### Excerpt provided
When you steer, you begin to move around a circle with a particular radius of curvature. This means you also begin to experience centrifugal force.
$$ F_c = mv^2/r $$
where $F_c$ is the centrifugal force, $m$ is the mass, $v$ is the speed, and $r$ is the radius of curvature.
Now, you have a force. It acts through the center of mass of the vehicle. If the center of mass is at some height $h$ above the surface, then you get a torque in addition to the force, where:
$$ \tau_c = F_c h $$
where $\tau_c$ is the torque on the vehicle caused by the centrifugal force and $h$ is the height above the road.
Now, the centrifugal force is free to increase until one of two things happens:
- The centrifugal force exceeds the static force between the tires and the road. Once this happens the tires "break loose" and the vehicle begins to "drift".

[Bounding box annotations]

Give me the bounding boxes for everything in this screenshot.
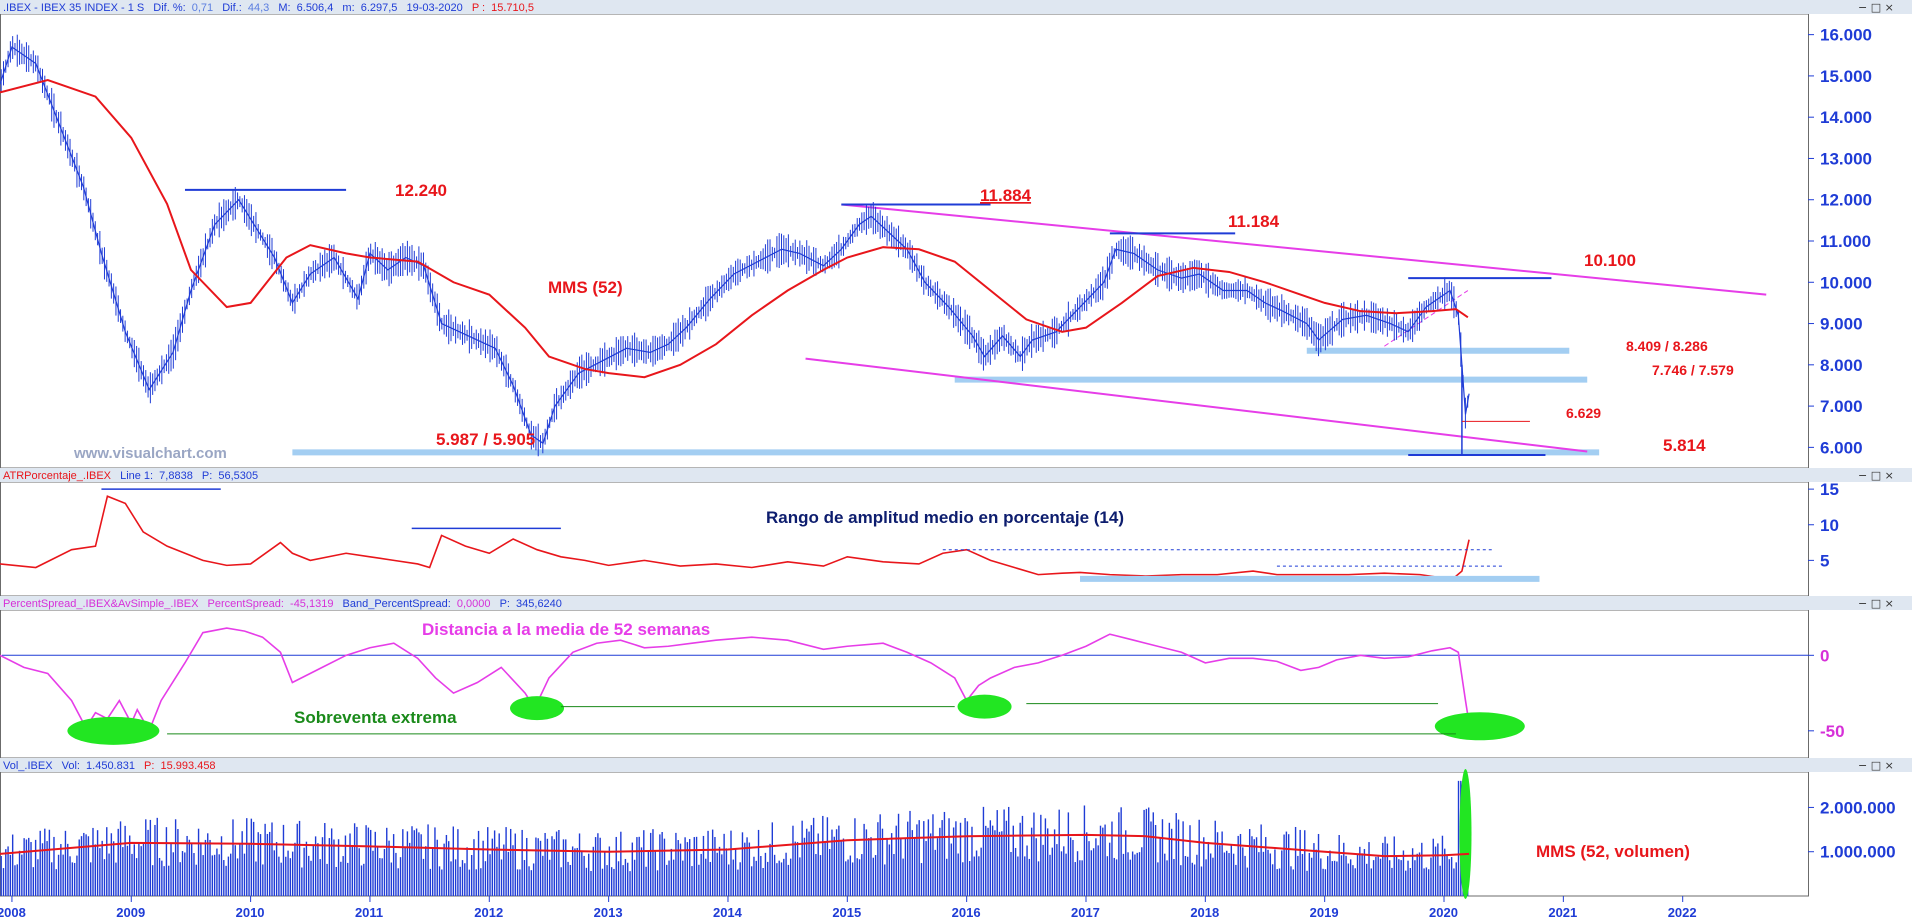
volume-ma-line [0, 833, 1470, 858]
label-12240: 12.240 [395, 181, 447, 200]
y-tick-label: 10 [1820, 516, 1839, 535]
support-bands [292, 347, 1600, 456]
price-bars [0, 34, 1469, 457]
volume-moving-average [0, 833, 1470, 858]
spread-header-text: PercentSpread_.IBEX&AvSimple_.IBEX Perce… [3, 598, 562, 610]
x-tick-label: 2017 [1071, 905, 1100, 920]
y-tick-label: 6.000 [1820, 438, 1863, 457]
spread-line [0, 627, 1470, 733]
volume-ma-label: MMS (52, volumen) [1536, 842, 1690, 861]
window-controls-2: − □ × [1858, 597, 1894, 610]
y-tick-label: 14.000 [1820, 108, 1872, 127]
oversold-2016 [957, 694, 1012, 719]
window-controls-3: − □ × [1858, 759, 1894, 772]
volume-spike-highlight [1459, 769, 1472, 899]
price-line [0, 46, 1470, 445]
x-tick-label: 2016 [952, 905, 981, 920]
label-7746: 7.746 / 7.579 [1652, 362, 1734, 378]
oversold-label: Sobreventa extrema [294, 708, 457, 727]
moving-average-52 [0, 78, 1469, 379]
x-tick-label: 2015 [832, 905, 861, 920]
x-tick-label: 2020 [1429, 905, 1458, 920]
atr-series [0, 488, 1540, 582]
label-5987: 5.987 / 5.905 [436, 430, 535, 449]
y-tick-label: 13.000 [1820, 149, 1872, 168]
y-tick-label: 9.000 [1820, 315, 1863, 334]
y-tick-label: 0 [1820, 646, 1829, 665]
label-5814: 5.814 [1663, 436, 1706, 455]
y-tick-label: 15 [1820, 480, 1839, 499]
x-tick-label: 2021 [1548, 905, 1577, 920]
y-tick-label: 1.000.000 [1820, 843, 1896, 862]
spread-series [0, 627, 1808, 745]
trend-lines [184, 188, 1767, 457]
y-tick-label: 16.000 [1820, 26, 1872, 45]
x-tick-label: 2012 [474, 905, 503, 920]
y-tick-label: 8.000 [1820, 356, 1863, 375]
watermark: www.visualchart.com [73, 445, 227, 462]
x-tick-label: 2018 [1190, 905, 1219, 920]
x-tick-label: 2008 [0, 905, 26, 920]
label-10100: 10.100 [1584, 251, 1636, 270]
x-tick-label: 2011 [355, 905, 383, 920]
atr-header-bar [0, 468, 1912, 482]
lower-trend-line [805, 357, 1588, 453]
oversold-2012 [510, 696, 565, 721]
x-tick-label: 2019 [1310, 905, 1339, 920]
oversold-2020 [1434, 712, 1525, 741]
oversold-2008 [67, 716, 160, 745]
x-tick-label: 2014 [713, 905, 743, 920]
x-tick-label: 2013 [594, 905, 623, 920]
window-controls-1: − □ × [1858, 469, 1894, 482]
vol-header-text: Vol_.IBEX Vol: 1.450.831 P: 15.993.458 [3, 760, 216, 772]
y-tick-label: -50 [1820, 722, 1845, 741]
atr-title: Rango de amplitud medio en porcentaje (1… [766, 508, 1124, 527]
label-11184: 11.184 [1228, 212, 1280, 231]
vol-header-bar [0, 758, 1912, 772]
x-tick-label: 2010 [236, 905, 265, 920]
x-axis-ticks: 2008 2009 2010 2011 2012 2013 2014 2015 2016 2017… [0, 896, 1697, 920]
window-controls-0: − □ × [1858, 1, 1894, 14]
price-series [0, 46, 1470, 445]
label-8409: 8.409 / 8.286 [1626, 338, 1708, 354]
x-tick-label: 2009 [116, 905, 145, 920]
atr-header-text: ATRPorcentaje_.IBEX Line 1: 7,8838 P: 56… [3, 470, 258, 482]
panel-window-controls: − □ × − □ × − □ × − □ × [1858, 1, 1894, 772]
label-6629: 6.629 [1566, 405, 1601, 421]
panel-frame-2 [0, 609, 1809, 759]
y-tick-label: 2.000.000 [1820, 798, 1896, 817]
y-tick-label: 12.000 [1820, 191, 1872, 210]
y-tick-label: 10.000 [1820, 273, 1872, 292]
y-axis-ticks: 6.000 7.000 8.000 9.000 10.000 11.000 12.000 13… [1808, 26, 1896, 862]
x-tick-label: 2022 [1668, 905, 1697, 920]
atr-line [0, 495, 1470, 579]
price-header-text: .IBEX - IBEX 35 INDEX - 1 S Dif. %: 0,71… [3, 2, 534, 14]
y-tick-label: 11.000 [1820, 232, 1871, 251]
upper-trend-line [841, 203, 1767, 296]
label-11884: 11.884 [980, 186, 1032, 205]
spread-header-bar [0, 596, 1912, 610]
distance-title: Distancia a la media de 52 semanas [422, 620, 710, 639]
price-header-bar [0, 0, 1912, 14]
y-tick-label: 15.000 [1820, 67, 1872, 86]
label-mms52: MMS (52) [548, 278, 623, 297]
y-tick-label: 5 [1820, 551, 1829, 570]
volume-bars [0, 769, 1472, 899]
y-tick-label: 7.000 [1820, 397, 1863, 416]
ma-line [0, 78, 1469, 379]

### What you will do
1. In the excerpt on cornering forces, through what point on the vehicle does the centrifugal force act?
2. Pick up the excerpt on cornering forces after its final sentence and continue it in the same style.
The rows are independent material with no connection to the excerpt on cornering forces.

### Answers for this exercise
1. It acts through the center of mass of the vehicle.

2.
- The torque exceeds the torque required to rotate the vehicle. Once this happens the vehicle rolls over.
There was a bunch of news coverage maybe 15 years ago when SUVs were first introduced in the US where the vehicles where rolling over a lot. Their center of mass was too high, meaning that the torque on the vehicle was created much earlier (at lower speeds) than drivers were used to.
So, you don't need to slow down at all until the tire's grip is overcome and/or the vehicle begins to roll.